# GIVEN PROBLEM
Comb the records below for the string "median" and copy each line where it turns up.

# ENTRIES PROVIDED
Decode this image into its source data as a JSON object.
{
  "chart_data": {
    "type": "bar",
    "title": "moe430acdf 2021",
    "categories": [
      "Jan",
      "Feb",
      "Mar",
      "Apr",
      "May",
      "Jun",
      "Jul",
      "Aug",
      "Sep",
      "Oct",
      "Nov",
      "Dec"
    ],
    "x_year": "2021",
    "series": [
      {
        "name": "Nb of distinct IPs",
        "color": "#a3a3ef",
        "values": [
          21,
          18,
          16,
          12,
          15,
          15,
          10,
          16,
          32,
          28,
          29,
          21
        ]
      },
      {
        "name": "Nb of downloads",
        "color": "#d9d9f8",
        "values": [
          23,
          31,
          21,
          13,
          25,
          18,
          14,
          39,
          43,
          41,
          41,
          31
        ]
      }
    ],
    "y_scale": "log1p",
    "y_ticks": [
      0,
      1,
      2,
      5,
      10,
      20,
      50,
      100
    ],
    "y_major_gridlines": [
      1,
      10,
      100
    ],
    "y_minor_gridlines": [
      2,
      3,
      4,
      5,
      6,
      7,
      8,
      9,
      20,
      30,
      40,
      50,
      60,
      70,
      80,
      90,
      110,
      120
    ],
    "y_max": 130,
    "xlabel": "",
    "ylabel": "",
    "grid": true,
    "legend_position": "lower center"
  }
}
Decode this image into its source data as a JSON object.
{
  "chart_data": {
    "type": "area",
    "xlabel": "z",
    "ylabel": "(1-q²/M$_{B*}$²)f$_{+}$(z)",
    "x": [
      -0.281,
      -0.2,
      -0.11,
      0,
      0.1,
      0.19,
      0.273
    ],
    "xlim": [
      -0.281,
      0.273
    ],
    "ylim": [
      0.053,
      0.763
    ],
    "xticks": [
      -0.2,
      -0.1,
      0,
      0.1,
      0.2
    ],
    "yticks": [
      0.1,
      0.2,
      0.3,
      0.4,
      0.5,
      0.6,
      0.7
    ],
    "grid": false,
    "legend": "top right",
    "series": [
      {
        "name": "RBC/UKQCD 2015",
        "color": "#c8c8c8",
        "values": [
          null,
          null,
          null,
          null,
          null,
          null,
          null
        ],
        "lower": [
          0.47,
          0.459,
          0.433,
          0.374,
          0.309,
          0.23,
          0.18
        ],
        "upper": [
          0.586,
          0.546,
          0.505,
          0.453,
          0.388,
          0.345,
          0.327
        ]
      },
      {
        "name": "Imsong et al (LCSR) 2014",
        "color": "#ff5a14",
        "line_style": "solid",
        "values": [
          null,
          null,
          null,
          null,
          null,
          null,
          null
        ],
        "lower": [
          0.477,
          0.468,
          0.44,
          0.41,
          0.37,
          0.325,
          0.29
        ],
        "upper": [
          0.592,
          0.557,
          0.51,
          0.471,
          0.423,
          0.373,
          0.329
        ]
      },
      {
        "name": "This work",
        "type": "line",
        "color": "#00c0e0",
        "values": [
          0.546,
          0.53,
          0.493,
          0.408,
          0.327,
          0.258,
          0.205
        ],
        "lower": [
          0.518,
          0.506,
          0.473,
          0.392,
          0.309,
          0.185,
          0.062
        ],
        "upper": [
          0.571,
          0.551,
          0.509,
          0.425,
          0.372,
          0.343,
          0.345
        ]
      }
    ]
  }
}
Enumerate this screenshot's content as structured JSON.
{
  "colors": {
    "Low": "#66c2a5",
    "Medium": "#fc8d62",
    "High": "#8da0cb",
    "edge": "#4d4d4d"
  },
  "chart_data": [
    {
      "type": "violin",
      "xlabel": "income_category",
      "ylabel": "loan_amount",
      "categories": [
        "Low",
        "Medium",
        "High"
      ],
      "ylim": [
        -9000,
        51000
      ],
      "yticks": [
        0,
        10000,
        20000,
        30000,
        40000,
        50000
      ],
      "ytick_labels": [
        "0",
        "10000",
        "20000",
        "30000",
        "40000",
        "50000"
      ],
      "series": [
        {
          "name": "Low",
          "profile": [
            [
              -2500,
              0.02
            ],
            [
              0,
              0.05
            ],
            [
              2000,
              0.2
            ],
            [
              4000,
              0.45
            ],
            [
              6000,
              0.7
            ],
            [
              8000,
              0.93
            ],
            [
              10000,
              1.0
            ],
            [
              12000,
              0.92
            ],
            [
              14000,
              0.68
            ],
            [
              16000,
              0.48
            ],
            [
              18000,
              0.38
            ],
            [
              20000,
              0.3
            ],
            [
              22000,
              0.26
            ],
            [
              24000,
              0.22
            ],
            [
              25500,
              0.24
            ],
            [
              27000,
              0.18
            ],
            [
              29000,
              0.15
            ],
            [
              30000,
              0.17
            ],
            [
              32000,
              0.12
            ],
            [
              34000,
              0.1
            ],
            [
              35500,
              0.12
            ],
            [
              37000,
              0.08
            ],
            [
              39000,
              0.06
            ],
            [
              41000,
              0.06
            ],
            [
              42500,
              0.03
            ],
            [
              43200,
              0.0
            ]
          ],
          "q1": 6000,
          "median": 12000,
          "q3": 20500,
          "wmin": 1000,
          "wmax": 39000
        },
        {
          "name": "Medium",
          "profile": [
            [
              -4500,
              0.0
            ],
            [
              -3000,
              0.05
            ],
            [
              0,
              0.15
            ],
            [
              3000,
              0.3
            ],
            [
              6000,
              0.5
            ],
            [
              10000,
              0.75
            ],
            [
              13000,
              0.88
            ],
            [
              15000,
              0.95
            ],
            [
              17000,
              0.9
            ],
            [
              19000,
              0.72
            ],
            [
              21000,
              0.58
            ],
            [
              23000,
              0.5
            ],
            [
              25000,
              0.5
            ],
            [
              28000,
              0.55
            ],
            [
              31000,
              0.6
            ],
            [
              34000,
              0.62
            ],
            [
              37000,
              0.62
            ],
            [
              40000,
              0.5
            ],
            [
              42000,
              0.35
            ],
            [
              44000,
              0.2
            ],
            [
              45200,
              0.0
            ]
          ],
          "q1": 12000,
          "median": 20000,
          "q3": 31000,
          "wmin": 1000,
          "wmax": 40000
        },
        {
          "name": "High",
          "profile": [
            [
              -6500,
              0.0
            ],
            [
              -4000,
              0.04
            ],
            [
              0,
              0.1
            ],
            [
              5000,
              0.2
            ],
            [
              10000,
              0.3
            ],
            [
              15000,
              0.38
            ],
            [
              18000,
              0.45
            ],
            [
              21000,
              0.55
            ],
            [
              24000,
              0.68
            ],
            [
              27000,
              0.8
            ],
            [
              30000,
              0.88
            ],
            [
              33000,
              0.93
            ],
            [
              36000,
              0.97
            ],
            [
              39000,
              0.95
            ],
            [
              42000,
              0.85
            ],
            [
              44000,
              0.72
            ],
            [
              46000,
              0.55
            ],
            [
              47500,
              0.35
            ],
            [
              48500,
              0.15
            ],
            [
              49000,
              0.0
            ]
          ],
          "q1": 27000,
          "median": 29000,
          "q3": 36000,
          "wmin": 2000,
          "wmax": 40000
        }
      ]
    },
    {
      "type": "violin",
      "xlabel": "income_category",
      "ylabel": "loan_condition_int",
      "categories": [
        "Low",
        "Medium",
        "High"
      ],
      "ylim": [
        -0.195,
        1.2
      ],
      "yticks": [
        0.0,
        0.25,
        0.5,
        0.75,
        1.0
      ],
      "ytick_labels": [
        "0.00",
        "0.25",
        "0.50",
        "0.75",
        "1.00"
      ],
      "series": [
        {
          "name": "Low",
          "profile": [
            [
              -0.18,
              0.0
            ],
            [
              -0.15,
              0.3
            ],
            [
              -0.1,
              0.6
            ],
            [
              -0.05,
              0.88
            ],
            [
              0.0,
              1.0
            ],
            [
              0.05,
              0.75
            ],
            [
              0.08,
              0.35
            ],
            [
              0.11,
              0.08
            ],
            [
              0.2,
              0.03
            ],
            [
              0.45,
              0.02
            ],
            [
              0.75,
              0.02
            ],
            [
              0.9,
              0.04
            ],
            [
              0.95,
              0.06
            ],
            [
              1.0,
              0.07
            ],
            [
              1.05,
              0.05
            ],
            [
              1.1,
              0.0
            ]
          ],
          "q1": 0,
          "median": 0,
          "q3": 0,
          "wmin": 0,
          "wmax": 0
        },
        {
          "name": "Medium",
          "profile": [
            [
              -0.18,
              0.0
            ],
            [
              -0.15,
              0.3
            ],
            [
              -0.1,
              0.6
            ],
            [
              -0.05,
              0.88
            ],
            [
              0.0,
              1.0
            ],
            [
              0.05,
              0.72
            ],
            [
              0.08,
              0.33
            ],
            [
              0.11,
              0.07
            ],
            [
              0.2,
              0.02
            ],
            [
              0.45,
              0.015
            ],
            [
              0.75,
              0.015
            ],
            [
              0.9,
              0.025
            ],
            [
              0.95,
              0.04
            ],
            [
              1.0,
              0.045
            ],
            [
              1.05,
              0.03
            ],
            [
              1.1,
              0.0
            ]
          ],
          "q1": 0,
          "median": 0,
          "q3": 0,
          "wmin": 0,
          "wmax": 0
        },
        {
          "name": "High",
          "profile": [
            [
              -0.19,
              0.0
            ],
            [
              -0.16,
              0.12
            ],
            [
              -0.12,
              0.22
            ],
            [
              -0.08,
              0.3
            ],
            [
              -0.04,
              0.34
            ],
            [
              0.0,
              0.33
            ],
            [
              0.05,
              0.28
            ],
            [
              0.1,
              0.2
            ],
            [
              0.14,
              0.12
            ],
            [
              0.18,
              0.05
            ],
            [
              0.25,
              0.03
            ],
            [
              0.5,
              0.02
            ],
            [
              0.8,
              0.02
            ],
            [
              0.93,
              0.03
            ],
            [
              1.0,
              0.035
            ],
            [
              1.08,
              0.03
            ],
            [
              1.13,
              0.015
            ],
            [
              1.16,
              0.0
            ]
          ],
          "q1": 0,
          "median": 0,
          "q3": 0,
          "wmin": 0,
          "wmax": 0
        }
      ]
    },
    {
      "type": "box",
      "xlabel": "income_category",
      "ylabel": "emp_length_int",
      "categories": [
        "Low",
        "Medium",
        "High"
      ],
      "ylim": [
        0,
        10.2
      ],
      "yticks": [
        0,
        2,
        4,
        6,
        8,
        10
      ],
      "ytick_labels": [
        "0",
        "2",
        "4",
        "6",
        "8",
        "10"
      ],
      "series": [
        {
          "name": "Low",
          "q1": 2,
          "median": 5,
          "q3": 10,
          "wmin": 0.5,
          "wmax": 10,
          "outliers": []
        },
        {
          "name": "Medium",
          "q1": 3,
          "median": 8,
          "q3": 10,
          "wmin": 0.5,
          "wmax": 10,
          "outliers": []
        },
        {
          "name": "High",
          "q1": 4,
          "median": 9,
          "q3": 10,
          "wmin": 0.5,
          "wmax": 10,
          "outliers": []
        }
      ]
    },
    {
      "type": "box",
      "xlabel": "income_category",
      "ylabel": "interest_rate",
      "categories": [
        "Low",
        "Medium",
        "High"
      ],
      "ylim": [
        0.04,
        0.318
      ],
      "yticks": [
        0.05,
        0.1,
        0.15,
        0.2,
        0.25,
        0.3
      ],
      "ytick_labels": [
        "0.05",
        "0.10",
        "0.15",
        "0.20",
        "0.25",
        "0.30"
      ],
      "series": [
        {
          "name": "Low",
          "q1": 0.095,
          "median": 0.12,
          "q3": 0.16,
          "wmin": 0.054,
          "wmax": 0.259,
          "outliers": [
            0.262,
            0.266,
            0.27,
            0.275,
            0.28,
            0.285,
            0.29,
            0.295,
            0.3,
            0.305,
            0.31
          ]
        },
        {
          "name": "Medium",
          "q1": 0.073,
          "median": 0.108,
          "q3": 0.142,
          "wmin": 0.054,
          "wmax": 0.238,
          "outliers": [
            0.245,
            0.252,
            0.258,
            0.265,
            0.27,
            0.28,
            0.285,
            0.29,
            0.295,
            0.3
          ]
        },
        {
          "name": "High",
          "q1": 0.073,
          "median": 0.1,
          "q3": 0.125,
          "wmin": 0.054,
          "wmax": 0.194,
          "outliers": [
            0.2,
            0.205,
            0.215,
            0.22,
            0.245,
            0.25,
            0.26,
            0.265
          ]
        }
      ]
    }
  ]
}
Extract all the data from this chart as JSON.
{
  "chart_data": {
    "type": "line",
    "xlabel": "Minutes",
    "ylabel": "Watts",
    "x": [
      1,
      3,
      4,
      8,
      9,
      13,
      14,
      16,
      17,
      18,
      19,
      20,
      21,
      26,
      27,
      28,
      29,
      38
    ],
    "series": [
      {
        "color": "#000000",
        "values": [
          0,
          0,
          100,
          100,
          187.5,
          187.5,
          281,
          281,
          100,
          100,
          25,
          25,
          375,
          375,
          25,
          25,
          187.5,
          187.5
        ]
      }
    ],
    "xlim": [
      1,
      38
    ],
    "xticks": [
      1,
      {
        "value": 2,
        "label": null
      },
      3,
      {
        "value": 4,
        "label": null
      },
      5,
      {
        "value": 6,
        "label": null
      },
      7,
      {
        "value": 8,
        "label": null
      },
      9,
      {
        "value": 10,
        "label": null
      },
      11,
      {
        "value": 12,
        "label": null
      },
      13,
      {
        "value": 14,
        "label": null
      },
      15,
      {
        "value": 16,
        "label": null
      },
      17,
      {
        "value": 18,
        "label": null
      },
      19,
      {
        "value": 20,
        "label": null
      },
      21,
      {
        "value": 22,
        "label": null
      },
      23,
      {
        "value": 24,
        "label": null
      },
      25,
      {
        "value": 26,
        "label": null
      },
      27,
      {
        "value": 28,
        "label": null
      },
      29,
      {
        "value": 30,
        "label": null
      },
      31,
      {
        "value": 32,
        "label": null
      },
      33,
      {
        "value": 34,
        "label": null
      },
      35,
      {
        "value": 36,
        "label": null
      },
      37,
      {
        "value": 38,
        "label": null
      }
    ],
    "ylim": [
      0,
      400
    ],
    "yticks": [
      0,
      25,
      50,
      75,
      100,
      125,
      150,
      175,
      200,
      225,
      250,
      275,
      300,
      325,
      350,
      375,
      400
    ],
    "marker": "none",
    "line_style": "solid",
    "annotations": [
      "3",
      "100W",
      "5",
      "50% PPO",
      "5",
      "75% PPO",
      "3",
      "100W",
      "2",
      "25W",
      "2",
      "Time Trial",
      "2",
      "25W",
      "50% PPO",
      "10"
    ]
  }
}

# RESPONSE TO THE EXERCISE
          "median": 12000,
          "median": 20000,
          "median": 29000,
          "median": 0,
          "median": 0,
          "median": 0,
          "median": 5,
          "median": 8,
          "median": 9,
          "median": 0.12,
          "median": 0.108,
          "median": 0.1,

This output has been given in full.